— START OF Records —
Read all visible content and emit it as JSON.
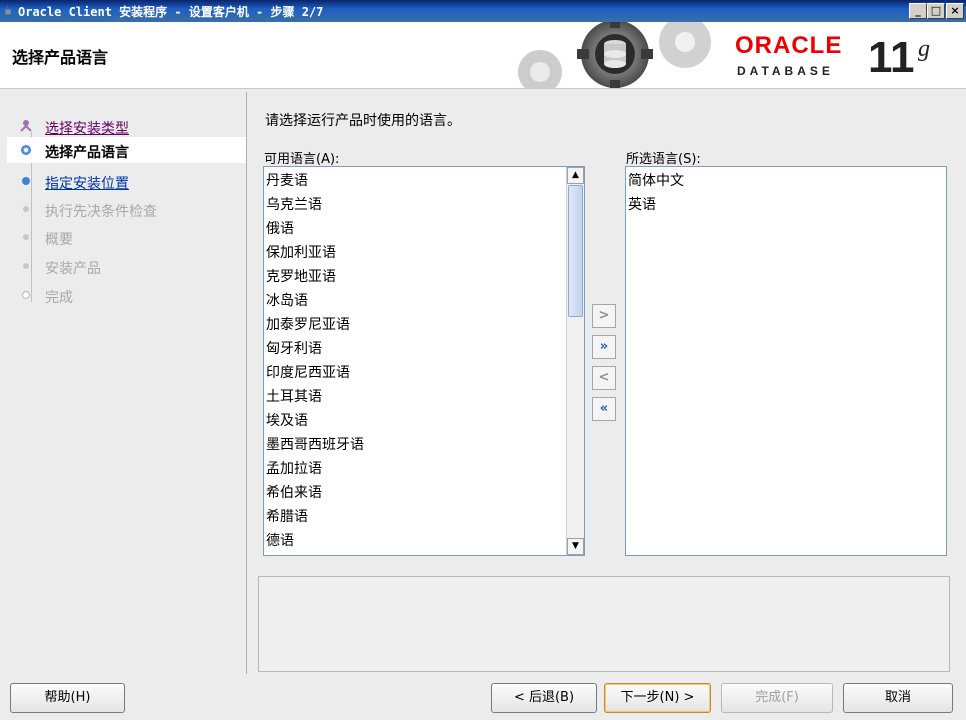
{
  "window": {
    "title": "Oracle Client 安装程序 - 设置客户机 - 步骤 2/7",
    "minimize_label": "_",
    "maximize_label": "□",
    "close_label": "×"
  },
  "header": {
    "page_title": "选择产品语言",
    "logo_oracle": "ORACLE",
    "logo_database": "DATABASE",
    "logo_version": "11",
    "logo_version_suffix": "g"
  },
  "steps": [
    {
      "label": "选择安装类型",
      "state": "visited"
    },
    {
      "label": "选择产品语言",
      "state": "current"
    },
    {
      "label": "指定安装位置",
      "state": "link"
    },
    {
      "label": "执行先决条件检查",
      "state": "disabled"
    },
    {
      "label": "概要",
      "state": "disabled"
    },
    {
      "label": "安装产品",
      "state": "disabled"
    },
    {
      "label": "完成",
      "state": "disabled"
    }
  ],
  "main": {
    "prompt": "请选择运行产品时使用的语言。",
    "available_label": "可用语言(A):",
    "selected_label": "所选语言(S):",
    "available_languages": [
      "丹麦语",
      "乌克兰语",
      "俄语",
      "保加利亚语",
      "克罗地亚语",
      "冰岛语",
      "加泰罗尼亚语",
      "匈牙利语",
      "印度尼西亚语",
      "土耳其语",
      "埃及语",
      "墨西哥西班牙语",
      "孟加拉语",
      "希伯来语",
      "希腊语",
      "德语"
    ],
    "selected_languages": [
      "简体中文",
      "英语"
    ],
    "move_one_right": ">",
    "move_all_right": "»",
    "move_one_left": "<",
    "move_all_left": "«"
  },
  "buttons": {
    "help": "帮助(H)",
    "back": "< 后退(B)",
    "next": "下一步(N) >",
    "finish": "完成(F)",
    "cancel": "取消"
  },
  "colors": {
    "title_bar": "#0a246a",
    "oracle_red": "#e00000",
    "link_blue": "#0033aa",
    "visited_purple": "#660066",
    "move_icon_blue": "#1b5fc4"
  }
}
— END OF Records —
**What you will do**
Copy out all of the data word for word. Do not carry over any picture.

**Output**
Read all visible content and emit it as JSON.
{
  "window": {
    "title": "Oracle Client 安装程序 - 设置客户机 - 步骤 2/7",
    "minimize_label": "_",
    "maximize_label": "□",
    "close_label": "×"
  },
  "header": {
    "page_title": "选择产品语言",
    "logo_oracle": "ORACLE",
    "logo_database": "DATABASE",
    "logo_version": "11",
    "logo_version_suffix": "g"
  },
  "steps": [
    {
      "label": "选择安装类型",
      "state": "visited"
    },
    {
      "label": "选择产品语言",
      "state": "current"
    },
    {
      "label": "指定安装位置",
      "state": "link"
    },
    {
      "label": "执行先决条件检查",
      "state": "disabled"
    },
    {
      "label": "概要",
      "state": "disabled"
    },
    {
      "label": "安装产品",
      "state": "disabled"
    },
    {
      "label": "完成",
      "state": "disabled"
    }
  ],
  "main": {
    "prompt": "请选择运行产品时使用的语言。",
    "available_label": "可用语言(A):",
    "selected_label": "所选语言(S):",
    "available_languages": [
      "丹麦语",
      "乌克兰语",
      "俄语",
      "保加利亚语",
      "克罗地亚语",
      "冰岛语",
      "加泰罗尼亚语",
      "匈牙利语",
      "印度尼西亚语",
      "土耳其语",
      "埃及语",
      "墨西哥西班牙语",
      "孟加拉语",
      "希伯来语",
      "希腊语",
      "德语"
    ],
    "selected_languages": [
      "简体中文",
      "英语"
    ],
    "move_one_right": ">",
    "move_all_right": "»",
    "move_one_left": "<",
    "move_all_left": "«"
  },
  "buttons": {
    "help": "帮助(H)",
    "back": "< 后退(B)",
    "next": "下一步(N) >",
    "finish": "完成(F)",
    "cancel": "取消"
  },
  "colors": {
    "title_bar": "#0a246a",
    "oracle_red": "#e00000",
    "link_blue": "#0033aa",
    "visited_purple": "#660066",
    "move_icon_blue": "#1b5fc4"
  }
}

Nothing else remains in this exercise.